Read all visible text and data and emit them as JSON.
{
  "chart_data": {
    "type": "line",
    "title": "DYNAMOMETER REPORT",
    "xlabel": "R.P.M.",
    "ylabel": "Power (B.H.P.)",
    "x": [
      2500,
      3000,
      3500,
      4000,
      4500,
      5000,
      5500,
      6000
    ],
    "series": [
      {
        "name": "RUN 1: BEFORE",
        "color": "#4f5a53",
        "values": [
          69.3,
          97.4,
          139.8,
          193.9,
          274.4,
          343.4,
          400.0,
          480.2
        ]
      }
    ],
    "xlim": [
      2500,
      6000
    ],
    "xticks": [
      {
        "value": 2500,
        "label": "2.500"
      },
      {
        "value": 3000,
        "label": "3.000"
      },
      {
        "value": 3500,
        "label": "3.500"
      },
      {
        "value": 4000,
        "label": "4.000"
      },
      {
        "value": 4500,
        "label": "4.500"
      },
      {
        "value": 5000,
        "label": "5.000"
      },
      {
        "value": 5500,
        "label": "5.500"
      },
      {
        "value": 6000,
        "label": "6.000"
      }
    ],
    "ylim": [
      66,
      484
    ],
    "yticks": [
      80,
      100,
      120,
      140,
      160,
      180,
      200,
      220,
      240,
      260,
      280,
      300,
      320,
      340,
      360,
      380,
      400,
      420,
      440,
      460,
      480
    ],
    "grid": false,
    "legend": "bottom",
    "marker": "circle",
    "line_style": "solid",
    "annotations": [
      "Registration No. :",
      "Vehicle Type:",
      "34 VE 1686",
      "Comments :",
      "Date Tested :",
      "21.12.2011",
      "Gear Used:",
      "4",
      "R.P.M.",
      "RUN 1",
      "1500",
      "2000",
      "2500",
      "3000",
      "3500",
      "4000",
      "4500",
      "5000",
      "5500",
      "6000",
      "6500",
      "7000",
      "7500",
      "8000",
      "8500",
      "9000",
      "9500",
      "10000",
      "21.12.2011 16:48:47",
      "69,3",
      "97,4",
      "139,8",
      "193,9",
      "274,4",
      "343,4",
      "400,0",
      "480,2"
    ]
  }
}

═══

## GOAL OF THE EXERCISE
Give back the whole listing, word for word.

## THE OUTPUT
Read all visible text and data and emit them as JSON.
{
  "chart_data": {
    "type": "line",
    "title": "DYNAMOMETER REPORT",
    "xlabel": "R.P.M.",
    "ylabel": "Power (B.H.P.)",
    "x": [
      2500,
      3000,
      3500,
      4000,
      4500,
      5000,
      5500,
      6000
    ],
    "series": [
      {
        "name": "RUN 1: BEFORE",
        "color": "#4f5a53",
        "values": [
          69.3,
          97.4,
          139.8,
          193.9,
          274.4,
          343.4,
          400.0,
          480.2
        ]
      }
    ],
    "xlim": [
      2500,
      6000
    ],
    "xticks": [
      {
        "value": 2500,
        "label": "2.500"
      },
      {
        "value": 3000,
        "label": "3.000"
      },
      {
        "value": 3500,
        "label": "3.500"
      },
      {
        "value": 4000,
        "label": "4.000"
      },
      {
        "value": 4500,
        "label": "4.500"
      },
      {
        "value": 5000,
        "label": "5.000"
      },
      {
        "value": 5500,
        "label": "5.500"
      },
      {
        "value": 6000,
        "label": "6.000"
      }
    ],
    "ylim": [
      66,
      484
    ],
    "yticks": [
      80,
      100,
      120,
      140,
      160,
      180,
      200,
      220,
      240,
      260,
      280,
      300,
      320,
      340,
      360,
      380,
      400,
      420,
      440,
      460,
      480
    ],
    "grid": false,
    "legend": "bottom",
    "marker": "circle",
    "line_style": "solid",
    "annotations": [
      "Registration No. :",
      "Vehicle Type:",
      "34 VE 1686",
      "Comments :",
      "Date Tested :",
      "21.12.2011",
      "Gear Used:",
      "4",
      "R.P.M.",
      "RUN 1",
      "1500",
      "2000",
      "2500",
      "3000",
      "3500",
      "4000",
      "4500",
      "5000",
      "5500",
      "6000",
      "6500",
      "7000",
      "7500",
      "8000",
      "8500",
      "9000",
      "9500",
      "10000",
      "21.12.2011 16:48:47",
      "69,3",
      "97,4",
      "139,8",
      "193,9",
      "274,4",
      "343,4",
      "400,0",
      "480,2"
    ]
  }
}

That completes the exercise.